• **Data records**
* * *

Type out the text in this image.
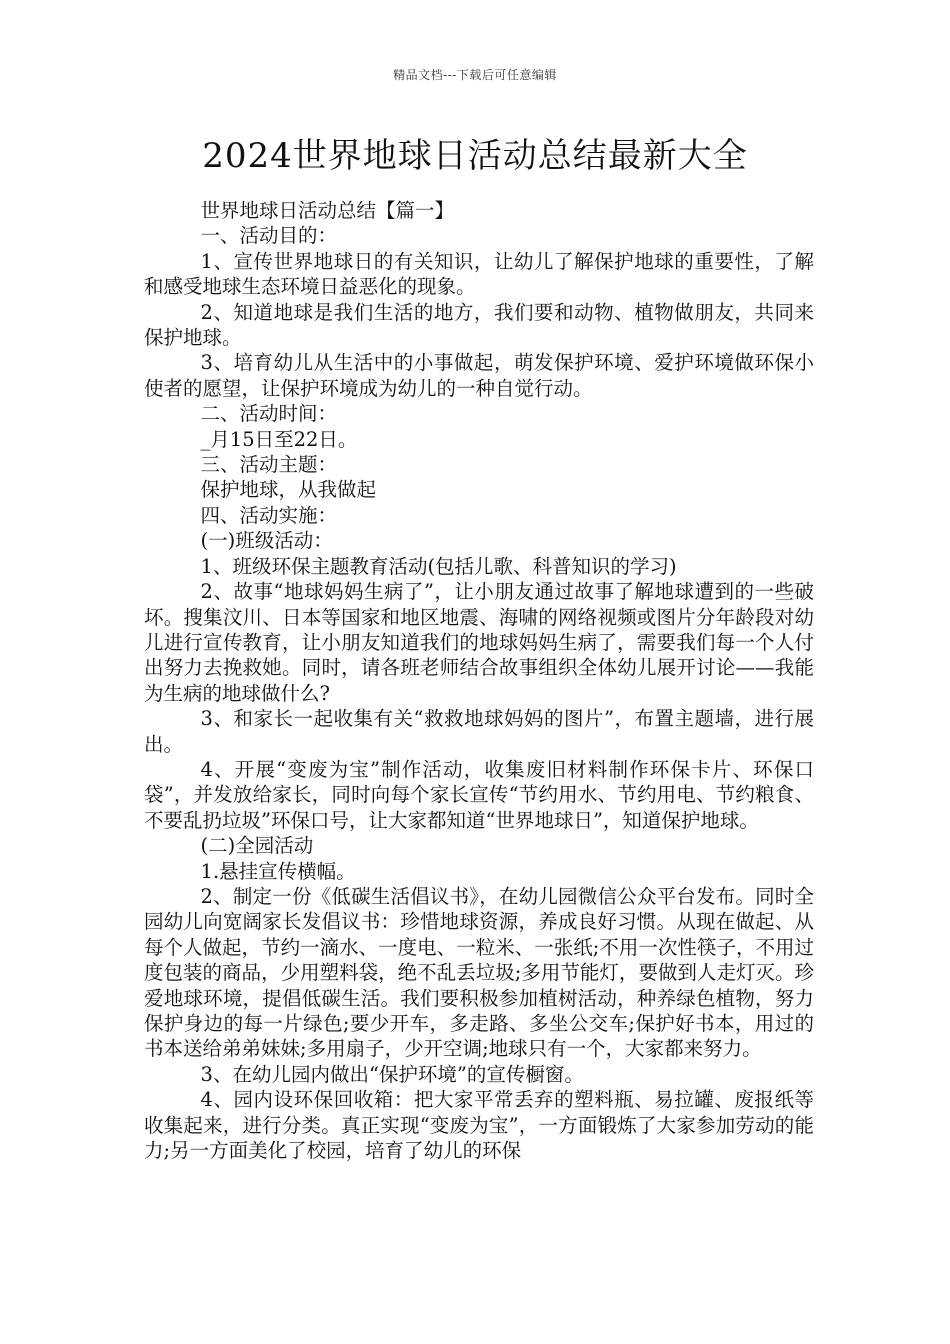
精品文档---下载后可任意编辑
2024世界地球日活动总结最新大全

世界地球日活动总结【篇一】

一、活动目的：

1、宣传世界地球日的有关知识，让幼儿了解保护地球的重要性，了解和感受地球生态环境日益恶化的现象。

2、知道地球是我们生活的地方，我们要和动物、植物做朋友，共同来保护地球。

3、培育幼儿从生活中的小事做起，萌发保护环境、爱护环境做环保小使者的愿望，让保护环境成为幼儿的一种自觉行动。

二、活动时间：

_月15日至22日。

三、活动主题：

保护地球，从我做起

四、活动实施：

(一)班级活动：

1、班级环保主题教育活动(包括儿歌、科普知识的学习)

2、故事“地球妈妈生病了”，让小朋友通过故事了解地球遭到的一些破坏。搜集汶川、日本等国家和地区地震、海啸的网络视频或图片分年龄段对幼儿进行宣传教育，让小朋友知道我们的地球妈妈生病了，需要我们每一个人付出努力去挽救她。同时，请各班老师结合故事组织全体幼儿展开讨论——我能为生病的地球做什么?

3、和家长一起收集有关“救救地球妈妈的图片”，布置主题墙，进行展出。

4、开展“变废为宝”制作活动，收集废旧材料制作环保卡片、环保口袋”，并发放给家长，同时向每个家长宣传“节约用水、节约用电、节约粮食、不要乱扔垃圾”环保口号，让大家都知道“世界地球日”，知道保护地球。

(二)全园活动

1.悬挂宣传横幅。

2、制定一份《低碳生活倡议书》，在幼儿园微信公众平台发布。同时全园幼儿向宽阔家长发倡议书：珍惜地球资源，养成良好习惯。从现在做起、从每个人做起，节约一滴水、一度电、一粒米、一张纸;不用一次性筷子，不用过度包装的商品，少用塑料袋，绝不乱丢垃圾;多用节能灯，要做到人走灯灭。珍爱地球环境，提倡低碳生活。我们要积极参加植树活动，种养绿色植物，努力保护身边的每一片绿色;要少开车，多走路、多坐公交车;保护好书本，用过的书本送给弟弟妹妹;多用扇子，少开空调;地球只有一个，大家都来努力。

3、在幼儿园内做出“保护环境”的宣传橱窗。

4、园内设环保回收箱：把大家平常丢弃的塑料瓶、易拉罐、废报纸等收集起来，进行分类。真正实现“变废为宝”，一方面锻炼了大家参加劳动的能力;另一方面美化了校园，培育了幼儿的环保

* * *

• **Short exercise**
Report each line of the material above where the word "变废为宝" appears.

• **Answer to this exercise**
4、开展“变废为宝”制作活动，收集废旧材料制作环保卡片、环保口袋”，并发放给家长，同时向每个家长宣传“节约用水、节约用电、节约粮食、不要乱扔垃圾”环保口号，让大家都知道“世界地球日”，知道保护地球。
4、园内设环保回收箱：把大家平常丢弃的塑料瓶、易拉罐、废报纸等收集起来，进行分类。真正实现“变废为宝”，一方面锻炼了大家参加劳动的能力;另一方面美化了校园，培育了幼儿的环保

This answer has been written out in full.